» **Data to process**:
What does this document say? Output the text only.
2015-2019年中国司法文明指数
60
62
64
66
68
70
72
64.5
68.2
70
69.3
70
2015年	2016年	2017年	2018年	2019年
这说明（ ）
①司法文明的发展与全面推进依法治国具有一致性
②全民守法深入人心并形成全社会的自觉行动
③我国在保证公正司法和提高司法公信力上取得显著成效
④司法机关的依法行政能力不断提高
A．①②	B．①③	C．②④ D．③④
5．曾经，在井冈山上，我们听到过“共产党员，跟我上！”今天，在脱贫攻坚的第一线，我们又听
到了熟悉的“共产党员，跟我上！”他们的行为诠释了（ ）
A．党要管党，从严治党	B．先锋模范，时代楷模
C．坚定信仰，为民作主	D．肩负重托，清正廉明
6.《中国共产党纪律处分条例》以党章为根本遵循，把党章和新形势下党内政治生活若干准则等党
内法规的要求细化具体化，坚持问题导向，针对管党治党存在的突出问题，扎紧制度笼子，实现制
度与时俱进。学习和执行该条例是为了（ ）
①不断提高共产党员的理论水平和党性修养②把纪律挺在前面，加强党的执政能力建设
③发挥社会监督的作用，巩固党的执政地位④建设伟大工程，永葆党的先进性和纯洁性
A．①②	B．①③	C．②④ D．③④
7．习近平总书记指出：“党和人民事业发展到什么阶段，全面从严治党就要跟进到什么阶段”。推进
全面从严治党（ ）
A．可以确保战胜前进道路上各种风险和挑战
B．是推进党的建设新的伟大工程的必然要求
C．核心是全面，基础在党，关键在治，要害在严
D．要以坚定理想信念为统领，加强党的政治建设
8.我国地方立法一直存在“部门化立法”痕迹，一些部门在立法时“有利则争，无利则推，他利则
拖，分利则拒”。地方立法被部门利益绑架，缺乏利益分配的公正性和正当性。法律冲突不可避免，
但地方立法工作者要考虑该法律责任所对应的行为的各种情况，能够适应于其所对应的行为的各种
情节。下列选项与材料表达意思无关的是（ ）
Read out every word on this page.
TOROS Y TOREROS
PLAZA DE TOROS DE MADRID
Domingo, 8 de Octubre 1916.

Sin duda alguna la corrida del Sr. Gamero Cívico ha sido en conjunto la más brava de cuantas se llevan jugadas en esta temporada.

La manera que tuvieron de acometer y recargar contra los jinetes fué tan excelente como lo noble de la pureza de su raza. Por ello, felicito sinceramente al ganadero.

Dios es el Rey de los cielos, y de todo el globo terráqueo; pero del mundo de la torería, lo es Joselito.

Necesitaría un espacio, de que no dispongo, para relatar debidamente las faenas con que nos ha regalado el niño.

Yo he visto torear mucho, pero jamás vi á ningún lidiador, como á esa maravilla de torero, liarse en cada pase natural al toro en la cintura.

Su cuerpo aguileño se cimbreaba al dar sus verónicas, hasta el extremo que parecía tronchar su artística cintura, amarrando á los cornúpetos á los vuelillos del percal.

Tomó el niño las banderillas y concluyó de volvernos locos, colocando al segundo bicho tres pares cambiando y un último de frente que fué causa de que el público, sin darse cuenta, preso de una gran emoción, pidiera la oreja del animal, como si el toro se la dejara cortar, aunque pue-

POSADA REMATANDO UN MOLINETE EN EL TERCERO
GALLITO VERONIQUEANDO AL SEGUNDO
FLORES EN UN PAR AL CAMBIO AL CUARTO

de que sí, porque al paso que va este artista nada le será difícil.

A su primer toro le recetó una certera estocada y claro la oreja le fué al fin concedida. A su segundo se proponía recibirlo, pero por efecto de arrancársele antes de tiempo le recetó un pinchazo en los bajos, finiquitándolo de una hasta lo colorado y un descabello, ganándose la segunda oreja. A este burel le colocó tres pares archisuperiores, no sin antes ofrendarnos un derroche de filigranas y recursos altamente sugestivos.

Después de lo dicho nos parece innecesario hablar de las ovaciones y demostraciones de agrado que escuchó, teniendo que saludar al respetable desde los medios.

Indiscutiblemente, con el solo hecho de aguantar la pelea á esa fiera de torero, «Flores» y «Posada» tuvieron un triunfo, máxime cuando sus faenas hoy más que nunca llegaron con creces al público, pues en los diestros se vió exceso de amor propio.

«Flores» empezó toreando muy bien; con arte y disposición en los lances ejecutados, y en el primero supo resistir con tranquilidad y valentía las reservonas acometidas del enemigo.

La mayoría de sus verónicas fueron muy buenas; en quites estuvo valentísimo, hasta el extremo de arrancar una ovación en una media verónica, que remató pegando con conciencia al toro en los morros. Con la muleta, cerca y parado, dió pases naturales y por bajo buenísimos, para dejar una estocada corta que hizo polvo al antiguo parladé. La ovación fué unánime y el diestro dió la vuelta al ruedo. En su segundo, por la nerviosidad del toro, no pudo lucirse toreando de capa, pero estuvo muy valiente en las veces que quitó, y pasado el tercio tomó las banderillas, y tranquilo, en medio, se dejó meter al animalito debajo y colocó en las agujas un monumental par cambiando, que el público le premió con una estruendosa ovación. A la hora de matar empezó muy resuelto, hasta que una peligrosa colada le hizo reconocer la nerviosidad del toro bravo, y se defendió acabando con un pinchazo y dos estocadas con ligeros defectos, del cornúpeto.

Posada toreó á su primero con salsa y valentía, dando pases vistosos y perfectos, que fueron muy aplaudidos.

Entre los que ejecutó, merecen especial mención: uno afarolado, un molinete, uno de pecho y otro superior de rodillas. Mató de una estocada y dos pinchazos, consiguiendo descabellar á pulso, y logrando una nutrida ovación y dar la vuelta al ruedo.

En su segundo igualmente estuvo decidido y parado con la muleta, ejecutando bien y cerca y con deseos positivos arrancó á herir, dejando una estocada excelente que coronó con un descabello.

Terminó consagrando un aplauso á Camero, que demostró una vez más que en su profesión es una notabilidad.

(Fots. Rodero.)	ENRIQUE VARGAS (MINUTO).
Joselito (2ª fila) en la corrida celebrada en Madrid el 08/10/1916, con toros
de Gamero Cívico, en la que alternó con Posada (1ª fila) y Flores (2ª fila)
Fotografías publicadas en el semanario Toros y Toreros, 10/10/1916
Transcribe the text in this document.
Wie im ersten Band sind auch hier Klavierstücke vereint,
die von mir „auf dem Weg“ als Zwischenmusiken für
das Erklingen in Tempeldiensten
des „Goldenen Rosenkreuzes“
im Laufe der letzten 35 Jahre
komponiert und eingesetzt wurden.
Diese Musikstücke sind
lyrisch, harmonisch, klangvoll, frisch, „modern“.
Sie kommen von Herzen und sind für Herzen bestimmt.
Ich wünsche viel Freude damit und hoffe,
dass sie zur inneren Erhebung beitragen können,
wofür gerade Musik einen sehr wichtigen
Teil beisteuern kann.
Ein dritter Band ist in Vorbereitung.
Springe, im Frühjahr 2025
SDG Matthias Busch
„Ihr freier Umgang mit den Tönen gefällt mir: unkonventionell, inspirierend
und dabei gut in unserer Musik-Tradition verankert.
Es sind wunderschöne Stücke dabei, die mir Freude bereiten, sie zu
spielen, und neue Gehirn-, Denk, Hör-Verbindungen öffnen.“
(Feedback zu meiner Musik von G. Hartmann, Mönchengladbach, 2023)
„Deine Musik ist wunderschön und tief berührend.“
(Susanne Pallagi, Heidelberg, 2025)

» **What to produce**: Collect the lines that hold "niño".

» **Output of the task**:
Necesitaría un espacio, de que no dispongo, para relatar debidamente las faenas con que nos ha regalado el niño.
Tomó el niño las banderillas y concluyó de volvernos locos, colocando al segundo bicho tres pares cambiando y un último de frente que fué causa de que el público, sin darse cuenta, preso de una gran emoción, pidiera la oreja del animal, como si el toro se la dejara cortar, aunque pue-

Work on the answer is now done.